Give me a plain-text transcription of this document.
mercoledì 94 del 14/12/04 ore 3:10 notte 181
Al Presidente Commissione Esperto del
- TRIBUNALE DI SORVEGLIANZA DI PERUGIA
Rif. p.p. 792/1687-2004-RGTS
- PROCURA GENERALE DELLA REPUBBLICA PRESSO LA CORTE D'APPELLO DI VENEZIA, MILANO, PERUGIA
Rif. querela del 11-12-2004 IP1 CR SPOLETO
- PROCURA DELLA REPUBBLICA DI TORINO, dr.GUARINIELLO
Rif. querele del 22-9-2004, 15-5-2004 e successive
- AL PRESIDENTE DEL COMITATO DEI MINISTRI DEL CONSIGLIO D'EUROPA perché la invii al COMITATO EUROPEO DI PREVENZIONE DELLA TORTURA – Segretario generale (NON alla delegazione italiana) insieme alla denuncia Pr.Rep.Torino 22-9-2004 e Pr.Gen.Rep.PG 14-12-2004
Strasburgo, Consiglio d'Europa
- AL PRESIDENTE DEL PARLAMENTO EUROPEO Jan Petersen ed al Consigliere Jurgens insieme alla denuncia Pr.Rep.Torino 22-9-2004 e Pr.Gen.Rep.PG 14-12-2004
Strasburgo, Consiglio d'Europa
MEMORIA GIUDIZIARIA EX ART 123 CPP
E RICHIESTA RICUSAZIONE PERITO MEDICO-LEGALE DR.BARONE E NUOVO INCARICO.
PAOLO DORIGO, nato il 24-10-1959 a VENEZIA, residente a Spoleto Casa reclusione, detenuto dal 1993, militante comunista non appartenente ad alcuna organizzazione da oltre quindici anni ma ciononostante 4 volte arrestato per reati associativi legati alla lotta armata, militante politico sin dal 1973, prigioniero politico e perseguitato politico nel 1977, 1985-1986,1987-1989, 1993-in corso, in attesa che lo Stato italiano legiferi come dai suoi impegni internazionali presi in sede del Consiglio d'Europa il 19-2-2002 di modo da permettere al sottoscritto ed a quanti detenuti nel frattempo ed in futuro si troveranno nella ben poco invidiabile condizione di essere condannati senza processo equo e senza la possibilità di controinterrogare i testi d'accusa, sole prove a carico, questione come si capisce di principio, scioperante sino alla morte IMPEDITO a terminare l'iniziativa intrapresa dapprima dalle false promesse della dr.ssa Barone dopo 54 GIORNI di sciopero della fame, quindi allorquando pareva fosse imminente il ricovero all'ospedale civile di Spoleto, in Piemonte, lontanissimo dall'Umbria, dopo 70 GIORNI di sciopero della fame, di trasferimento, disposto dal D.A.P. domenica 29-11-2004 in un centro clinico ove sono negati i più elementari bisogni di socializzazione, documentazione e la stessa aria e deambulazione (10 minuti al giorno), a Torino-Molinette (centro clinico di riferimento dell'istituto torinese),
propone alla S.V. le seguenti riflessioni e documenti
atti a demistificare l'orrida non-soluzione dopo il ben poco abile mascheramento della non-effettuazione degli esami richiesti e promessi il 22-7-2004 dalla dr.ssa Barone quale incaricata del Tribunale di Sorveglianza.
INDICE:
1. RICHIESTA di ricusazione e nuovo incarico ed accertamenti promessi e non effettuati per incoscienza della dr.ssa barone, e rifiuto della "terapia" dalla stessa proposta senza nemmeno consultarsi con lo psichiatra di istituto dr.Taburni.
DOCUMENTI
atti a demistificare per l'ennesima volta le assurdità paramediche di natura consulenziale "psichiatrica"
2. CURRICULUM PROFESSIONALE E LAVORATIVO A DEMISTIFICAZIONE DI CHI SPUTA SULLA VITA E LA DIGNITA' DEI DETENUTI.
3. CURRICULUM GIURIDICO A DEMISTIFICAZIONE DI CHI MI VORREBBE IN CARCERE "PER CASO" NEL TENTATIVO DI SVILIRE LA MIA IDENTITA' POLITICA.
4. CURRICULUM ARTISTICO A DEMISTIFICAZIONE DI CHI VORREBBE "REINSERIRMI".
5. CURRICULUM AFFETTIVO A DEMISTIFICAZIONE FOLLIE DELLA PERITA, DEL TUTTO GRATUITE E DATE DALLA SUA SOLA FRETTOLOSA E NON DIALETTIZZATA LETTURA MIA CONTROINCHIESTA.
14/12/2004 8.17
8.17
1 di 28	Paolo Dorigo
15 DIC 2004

### Task requirements
Write down all the entries again without a single difference.

### Answer to this exercise
Give me a plain-text transcription of this document.
mercoledì 94 del 14/12/04 ore 3:10 notte 181
Al Presidente Commissione Esperto del
- TRIBUNALE DI SORVEGLIANZA DI PERUGIA
Rif. p.p. 792/1687-2004-RGTS
- PROCURA GENERALE DELLA REPUBBLICA PRESSO LA CORTE D'APPELLO DI VENEZIA, MILANO, PERUGIA
Rif. querela del 11-12-2004 IP1 CR SPOLETO
- PROCURA DELLA REPUBBLICA DI TORINO, dr.GUARINIELLO
Rif. querele del 22-9-2004, 15-5-2004 e successive
- AL PRESIDENTE DEL COMITATO DEI MINISTRI DEL CONSIGLIO D'EUROPA perché la invii al COMITATO EUROPEO DI PREVENZIONE DELLA TORTURA – Segretario generale (NON alla delegazione italiana) insieme alla denuncia Pr.Rep.Torino 22-9-2004 e Pr.Gen.Rep.PG 14-12-2004
Strasburgo, Consiglio d'Europa
- AL PRESIDENTE DEL PARLAMENTO EUROPEO Jan Petersen ed al Consigliere Jurgens insieme alla denuncia Pr.Rep.Torino 22-9-2004 e Pr.Gen.Rep.PG 14-12-2004
Strasburgo, Consiglio d'Europa
MEMORIA GIUDIZIARIA EX ART 123 CPP
E RICHIESTA RICUSAZIONE PERITO MEDICO-LEGALE DR.BARONE E NUOVO INCARICO.
PAOLO DORIGO, nato il 24-10-1959 a VENEZIA, residente a Spoleto Casa reclusione, detenuto dal 1993, militante comunista non appartenente ad alcuna organizzazione da oltre quindici anni ma ciononostante 4 volte arrestato per reati associativi legati alla lotta armata, militante politico sin dal 1973, prigioniero politico e perseguitato politico nel 1977, 1985-1986,1987-1989, 1993-in corso, in attesa che lo Stato italiano legiferi come dai suoi impegni internazionali presi in sede del Consiglio d'Europa il 19-2-2002 di modo da permettere al sottoscritto ed a quanti detenuti nel frattempo ed in futuro si troveranno nella ben poco invidiabile condizione di essere condannati senza processo equo e senza la possibilità di controinterrogare i testi d'accusa, sole prove a carico, questione come si capisce di principio, scioperante sino alla morte IMPEDITO a terminare l'iniziativa intrapresa dapprima dalle false promesse della dr.ssa Barone dopo 54 GIORNI di sciopero della fame, quindi allorquando pareva fosse imminente il ricovero all'ospedale civile di Spoleto, in Piemonte, lontanissimo dall'Umbria, dopo 70 GIORNI di sciopero della fame, di trasferimento, disposto dal D.A.P. domenica 29-11-2004 in un centro clinico ove sono negati i più elementari bisogni di socializzazione, documentazione e la stessa aria e deambulazione (10 minuti al giorno), a Torino-Molinette (centro clinico di riferimento dell'istituto torinese),
propone alla S.V. le seguenti riflessioni e documenti
atti a demistificare l'orrida non-soluzione dopo il ben poco abile mascheramento della non-effettuazione degli esami richiesti e promessi il 22-7-2004 dalla dr.ssa Barone quale incaricata del Tribunale di Sorveglianza.
INDICE:
1. RICHIESTA di ricusazione e nuovo incarico ed accertamenti promessi e non effettuati per incoscienza della dr.ssa barone, e rifiuto della "terapia" dalla stessa proposta senza nemmeno consultarsi con lo psichiatra di istituto dr.Taburni.
DOCUMENTI
atti a demistificare per l'ennesima volta le assurdità paramediche di natura consulenziale "psichiatrica"
2. CURRICULUM PROFESSIONALE E LAVORATIVO A DEMISTIFICAZIONE DI CHI SPUTA SULLA VITA E LA DIGNITA' DEI DETENUTI.
3. CURRICULUM GIURIDICO A DEMISTIFICAZIONE DI CHI MI VORREBBE IN CARCERE "PER CASO" NEL TENTATIVO DI SVILIRE LA MIA IDENTITA' POLITICA.
4. CURRICULUM ARTISTICO A DEMISTIFICAZIONE DI CHI VORREBBE "REINSERIRMI".
5. CURRICULUM AFFETTIVO A DEMISTIFICAZIONE FOLLIE DELLA PERITA, DEL TUTTO GRATUITE E DATE DALLA SUA SOLA FRETTOLOSA E NON DIALETTIZZATA LETTURA MIA CONTROINCHIESTA.
14/12/2004 8.17
8.17
1 di 28	Paolo Dorigo
15 DIC 2004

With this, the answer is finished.